• Provided data:
········
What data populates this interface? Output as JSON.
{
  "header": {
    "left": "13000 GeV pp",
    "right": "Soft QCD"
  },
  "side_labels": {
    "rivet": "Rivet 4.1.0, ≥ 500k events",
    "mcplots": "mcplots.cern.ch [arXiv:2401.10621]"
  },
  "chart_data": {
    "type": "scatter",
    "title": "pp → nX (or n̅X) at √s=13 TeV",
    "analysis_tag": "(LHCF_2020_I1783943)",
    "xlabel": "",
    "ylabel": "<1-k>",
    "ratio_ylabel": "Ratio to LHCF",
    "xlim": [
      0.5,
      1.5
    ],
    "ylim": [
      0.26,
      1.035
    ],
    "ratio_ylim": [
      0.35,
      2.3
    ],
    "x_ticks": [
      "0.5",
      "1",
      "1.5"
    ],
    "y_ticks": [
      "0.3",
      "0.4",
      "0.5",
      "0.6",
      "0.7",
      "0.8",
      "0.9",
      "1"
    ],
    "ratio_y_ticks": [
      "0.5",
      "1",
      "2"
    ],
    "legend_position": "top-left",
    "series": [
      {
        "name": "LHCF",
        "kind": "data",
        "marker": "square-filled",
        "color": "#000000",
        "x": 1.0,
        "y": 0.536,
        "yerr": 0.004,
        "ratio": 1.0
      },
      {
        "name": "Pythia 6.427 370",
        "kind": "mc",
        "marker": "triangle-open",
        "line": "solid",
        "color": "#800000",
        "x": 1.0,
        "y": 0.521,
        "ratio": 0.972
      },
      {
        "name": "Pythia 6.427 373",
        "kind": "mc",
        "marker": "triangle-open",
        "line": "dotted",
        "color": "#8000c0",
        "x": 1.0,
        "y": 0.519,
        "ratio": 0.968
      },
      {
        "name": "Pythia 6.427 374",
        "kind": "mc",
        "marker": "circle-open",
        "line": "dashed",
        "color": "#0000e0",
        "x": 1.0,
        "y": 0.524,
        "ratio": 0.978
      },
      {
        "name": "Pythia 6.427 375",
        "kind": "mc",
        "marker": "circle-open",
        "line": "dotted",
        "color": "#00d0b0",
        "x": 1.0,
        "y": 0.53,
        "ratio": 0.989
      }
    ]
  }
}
········
• The problem:
Copy all of the material word for word.

• Exercise response:
What data populates this interface? Output as JSON.
{
  "header": {
    "left": "13000 GeV pp",
    "right": "Soft QCD"
  },
  "side_labels": {
    "rivet": "Rivet 4.1.0, ≥ 500k events",
    "mcplots": "mcplots.cern.ch [arXiv:2401.10621]"
  },
  "chart_data": {
    "type": "scatter",
    "title": "pp → nX (or n̅X) at √s=13 TeV",
    "analysis_tag": "(LHCF_2020_I1783943)",
    "xlabel": "",
    "ylabel": "<1-k>",
    "ratio_ylabel": "Ratio to LHCF",
    "xlim": [
      0.5,
      1.5
    ],
    "ylim": [
      0.26,
      1.035
    ],
    "ratio_ylim": [
      0.35,
      2.3
    ],
    "x_ticks": [
      "0.5",
      "1",
      "1.5"
    ],
    "y_ticks": [
      "0.3",
      "0.4",
      "0.5",
      "0.6",
      "0.7",
      "0.8",
      "0.9",
      "1"
    ],
    "ratio_y_ticks": [
      "0.5",
      "1",
      "2"
    ],
    "legend_position": "top-left",
    "series": [
      {
        "name": "LHCF",
        "kind": "data",
        "marker": "square-filled",
        "color": "#000000",
        "x": 1.0,
        "y": 0.536,
        "yerr": 0.004,
        "ratio": 1.0
      },
      {
        "name": "Pythia 6.427 370",
        "kind": "mc",
        "marker": "triangle-open",
        "line": "solid",
        "color": "#800000",
        "x": 1.0,
        "y": 0.521,
        "ratio": 0.972
      },
      {
        "name": "Pythia 6.427 373",
        "kind": "mc",
        "marker": "triangle-open",
        "line": "dotted",
        "color": "#8000c0",
        "x": 1.0,
        "y": 0.519,
        "ratio": 0.968
      },
      {
        "name": "Pythia 6.427 374",
        "kind": "mc",
        "marker": "circle-open",
        "line": "dashed",
        "color": "#0000e0",
        "x": 1.0,
        "y": 0.524,
        "ratio": 0.978
      },
      {
        "name": "Pythia 6.427 375",
        "kind": "mc",
        "marker": "circle-open",
        "line": "dotted",
        "color": "#00d0b0",
        "x": 1.0,
        "y": 0.53,
        "ratio": 0.989
      }
    ]
  }
}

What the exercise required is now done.